[Saved entries]
======

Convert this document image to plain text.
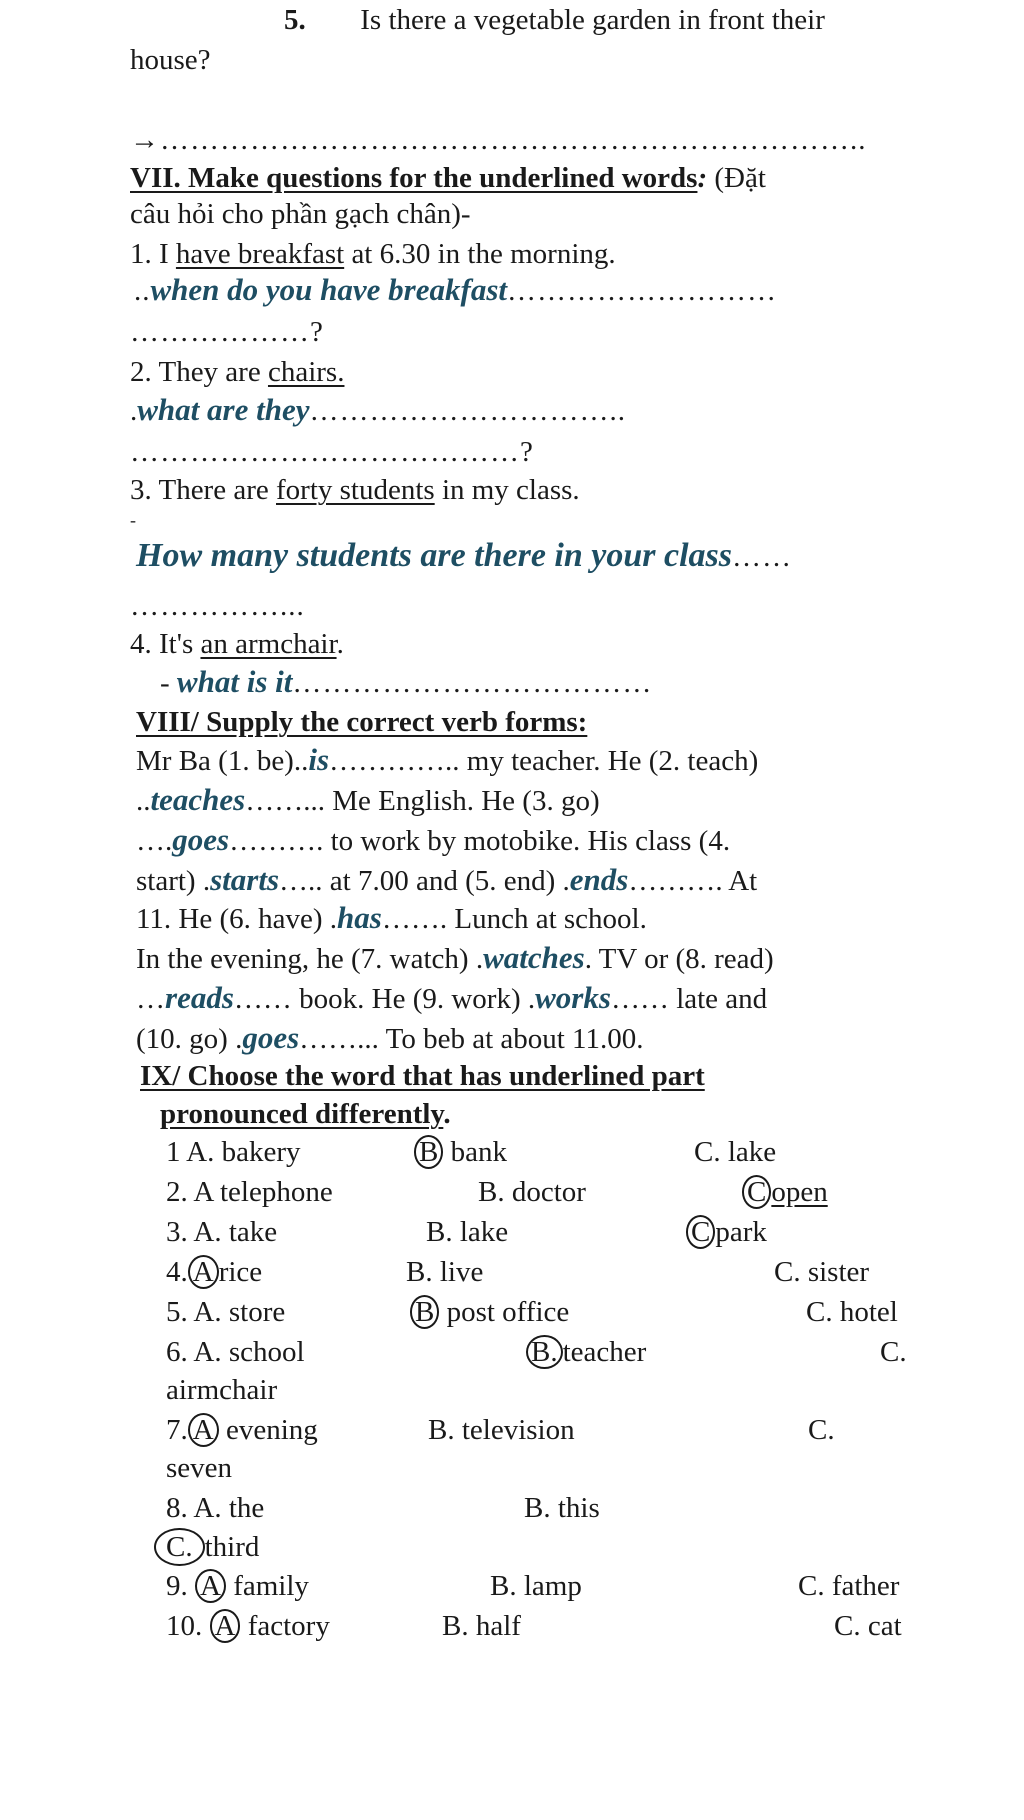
5. Is there a vegetable garden in front their
house?
→……………………………………………………………..
VII. Make questions for the underlined words: (Đặt
câu hỏi cho phần gạch chân)-
1. I have breakfast at 6.30 in the morning.
..when do you have breakfast………………………
………………?
2. They are chairs.
.what are they…………………………..
…………………………………?
3. There are forty students in my class.
-
How many students are there in your class……
……………...
4. It's an armchair.
- what is it………………………………
VIII/ Supply the correct verb forms:
Mr Ba (1. be)..is………….. my teacher. He (2. teach)
..teaches……... Me English. He (3. go)
….goes………. to work by motobike. His class (4.
start) .starts….. at 7.00 and (5. end) .ends………. At
11. He (6. have) .has……. Lunch at school.
In the evening, he (7. watch) .watches. TV or (8. read)
…reads…… book. He (9. work) .works…… late and
(10. go) .goes……... To beb at about 11.00.
IX/ Choose the word that has underlined part
pronounced differently.
1 A. bakery	B bank	C. lake
2. A telephone	B. doctor	C open
3. A. take	B. lake	C park
4. A rice	B. live	C. sister
5. A. store	B post office	C. hotel
6. A. school	B. teacher	C.
airmchair
7. A evening	B. television	C.
seven
8. A. the	B. this
C. third
9. A family	B. lamp	C. father
10. A factory	B. half	C. cat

======

Task description: Give an exact copy of the material, leaving out every picture.

Exercise response:
Convert this document image to plain text.
5. Is there a vegetable garden in front their
house?
→……………………………………………………………..
VII. Make questions for the underlined words: (Đặt
câu hỏi cho phần gạch chân)-
1. I have breakfast at 6.30 in the morning.
..when do you have breakfast………………………
………………?
2. They are chairs.
.what are they…………………………..
…………………………………?
3. There are forty students in my class.
-
How many students are there in your class……
……………...
4. It's an armchair.
- what is it………………………………
VIII/ Supply the correct verb forms:
Mr Ba (1. be)..is………….. my teacher. He (2. teach)
..teaches……... Me English. He (3. go)
….goes………. to work by motobike. His class (4.
start) .starts….. at 7.00 and (5. end) .ends………. At
11. He (6. have) .has……. Lunch at school.
In the evening, he (7. watch) .watches. TV or (8. read)
…reads…… book. He (9. work) .works…… late and
(10. go) .goes……... To beb at about 11.00.
IX/ Choose the word that has underlined part
pronounced differently.
1 A. bakery	B bank	C. lake
2. A telephone	B. doctor	C open
3. A. take	B. lake	C park
4. A rice	B. live	C. sister
5. A. store	B post office	C. hotel
6. A. school	B. teacher	C.
airmchair
7. A evening	B. television	C.
seven
8. A. the	B. this
C. third
9. A family	B. lamp	C. father
10. A factory	B. half	C. cat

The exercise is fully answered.